[start]
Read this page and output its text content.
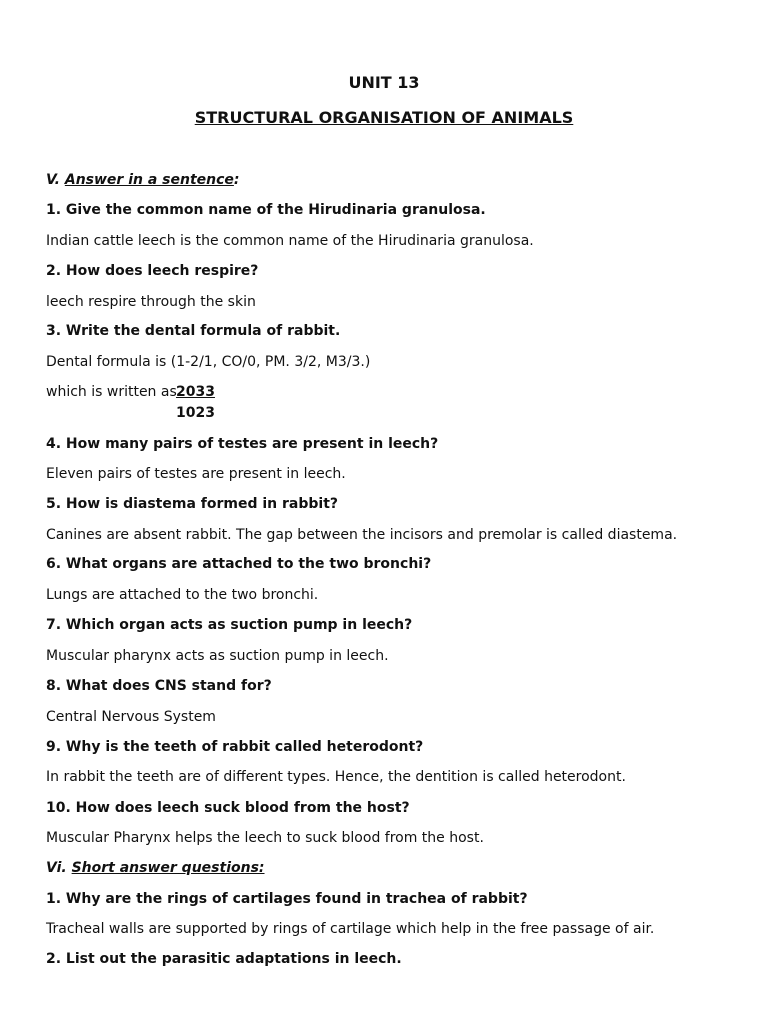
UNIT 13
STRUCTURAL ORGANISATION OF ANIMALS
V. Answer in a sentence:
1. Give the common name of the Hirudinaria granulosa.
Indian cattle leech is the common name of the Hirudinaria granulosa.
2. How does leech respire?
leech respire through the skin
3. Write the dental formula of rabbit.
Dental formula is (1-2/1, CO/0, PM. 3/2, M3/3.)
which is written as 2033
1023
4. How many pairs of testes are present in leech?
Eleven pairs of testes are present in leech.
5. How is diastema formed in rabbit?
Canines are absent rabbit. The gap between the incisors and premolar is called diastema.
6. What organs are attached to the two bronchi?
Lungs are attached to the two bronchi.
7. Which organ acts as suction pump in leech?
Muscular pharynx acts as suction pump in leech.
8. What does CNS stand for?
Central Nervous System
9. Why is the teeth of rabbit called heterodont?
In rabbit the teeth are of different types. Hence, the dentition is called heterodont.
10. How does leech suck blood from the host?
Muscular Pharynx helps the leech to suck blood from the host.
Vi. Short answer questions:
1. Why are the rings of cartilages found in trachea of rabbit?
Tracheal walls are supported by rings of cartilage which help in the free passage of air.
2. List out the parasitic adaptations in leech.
[end]
[start]
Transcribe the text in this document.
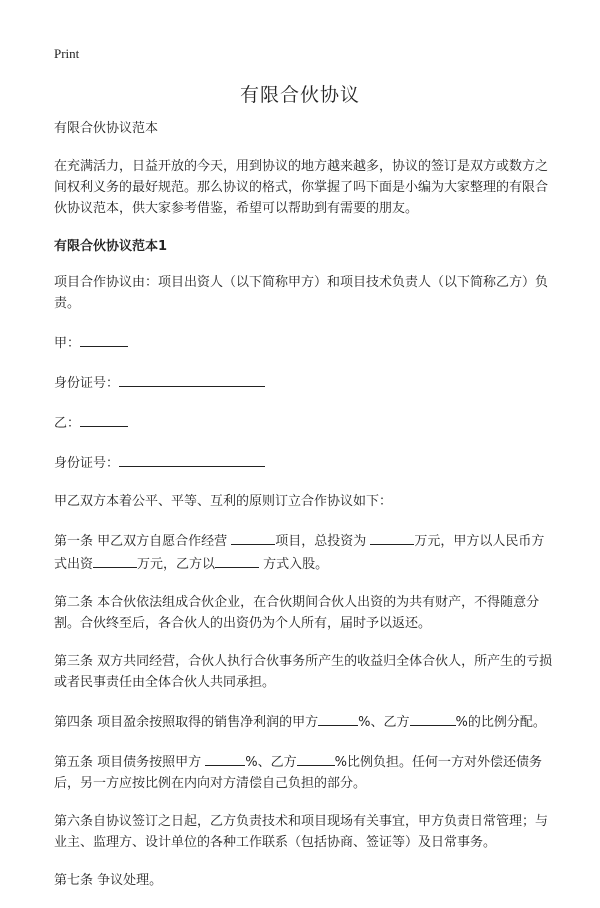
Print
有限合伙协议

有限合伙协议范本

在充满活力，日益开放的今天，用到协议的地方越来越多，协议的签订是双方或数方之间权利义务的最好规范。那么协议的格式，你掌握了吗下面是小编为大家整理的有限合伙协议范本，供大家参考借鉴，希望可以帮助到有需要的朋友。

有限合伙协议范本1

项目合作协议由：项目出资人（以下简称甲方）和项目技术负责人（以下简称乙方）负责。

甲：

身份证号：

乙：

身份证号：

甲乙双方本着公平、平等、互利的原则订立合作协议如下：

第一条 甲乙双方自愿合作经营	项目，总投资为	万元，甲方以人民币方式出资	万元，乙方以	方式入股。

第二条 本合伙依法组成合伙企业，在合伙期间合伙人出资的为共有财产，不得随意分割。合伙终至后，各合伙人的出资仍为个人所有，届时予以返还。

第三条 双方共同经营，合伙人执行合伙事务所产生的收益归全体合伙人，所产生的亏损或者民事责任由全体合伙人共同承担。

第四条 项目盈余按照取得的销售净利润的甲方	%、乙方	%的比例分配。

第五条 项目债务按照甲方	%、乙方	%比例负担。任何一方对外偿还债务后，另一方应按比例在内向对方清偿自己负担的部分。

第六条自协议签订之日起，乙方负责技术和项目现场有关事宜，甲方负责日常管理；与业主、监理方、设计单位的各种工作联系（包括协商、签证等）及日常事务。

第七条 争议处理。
[end]
[start]
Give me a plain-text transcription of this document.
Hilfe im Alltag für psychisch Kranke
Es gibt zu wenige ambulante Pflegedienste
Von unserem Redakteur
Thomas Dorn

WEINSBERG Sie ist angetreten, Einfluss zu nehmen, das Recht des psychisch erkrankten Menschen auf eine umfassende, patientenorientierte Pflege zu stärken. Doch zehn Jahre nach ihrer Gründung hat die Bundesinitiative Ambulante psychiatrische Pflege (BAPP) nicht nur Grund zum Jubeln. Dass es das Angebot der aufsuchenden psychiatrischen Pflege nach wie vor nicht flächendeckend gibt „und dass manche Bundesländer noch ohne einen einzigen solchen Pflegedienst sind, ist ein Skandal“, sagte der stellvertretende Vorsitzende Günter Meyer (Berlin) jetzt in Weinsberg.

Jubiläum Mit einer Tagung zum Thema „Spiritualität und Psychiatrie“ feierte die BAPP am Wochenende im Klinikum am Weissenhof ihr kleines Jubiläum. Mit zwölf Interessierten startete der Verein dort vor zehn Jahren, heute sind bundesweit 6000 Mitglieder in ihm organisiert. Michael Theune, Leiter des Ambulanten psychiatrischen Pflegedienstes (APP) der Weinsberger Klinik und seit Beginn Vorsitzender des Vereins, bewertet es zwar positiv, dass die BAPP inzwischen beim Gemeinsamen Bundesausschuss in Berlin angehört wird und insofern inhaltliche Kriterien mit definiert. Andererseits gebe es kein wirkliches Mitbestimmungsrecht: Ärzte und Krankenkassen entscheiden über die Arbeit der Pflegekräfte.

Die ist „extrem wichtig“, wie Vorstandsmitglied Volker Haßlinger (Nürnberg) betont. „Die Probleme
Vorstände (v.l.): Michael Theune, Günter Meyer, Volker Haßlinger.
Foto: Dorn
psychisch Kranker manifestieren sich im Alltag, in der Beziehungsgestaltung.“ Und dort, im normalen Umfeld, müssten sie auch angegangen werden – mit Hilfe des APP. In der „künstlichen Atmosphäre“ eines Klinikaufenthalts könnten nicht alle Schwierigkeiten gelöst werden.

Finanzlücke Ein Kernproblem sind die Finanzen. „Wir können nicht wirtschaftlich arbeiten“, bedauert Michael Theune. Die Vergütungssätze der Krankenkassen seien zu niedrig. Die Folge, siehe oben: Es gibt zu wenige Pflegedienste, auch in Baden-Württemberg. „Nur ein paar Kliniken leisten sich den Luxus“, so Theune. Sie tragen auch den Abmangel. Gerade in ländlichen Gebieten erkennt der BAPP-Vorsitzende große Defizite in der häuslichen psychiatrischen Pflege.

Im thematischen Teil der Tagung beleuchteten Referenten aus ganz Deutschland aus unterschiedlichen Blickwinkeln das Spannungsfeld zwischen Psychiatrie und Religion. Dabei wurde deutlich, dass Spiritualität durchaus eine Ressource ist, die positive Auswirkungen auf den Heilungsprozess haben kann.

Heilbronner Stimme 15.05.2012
[end]
▶ **Set task**
Show all lines from the data above in which the word "Volker" appears.

▶ **Reply to the task**
Die ist „extrem wichtig“, wie Vorstandsmitglied Volker Haßlinger (Nürnberg) betont. „Die Probleme
Vorstände (v.l.): Michael Theune, Günter Meyer, Volker Haßlinger.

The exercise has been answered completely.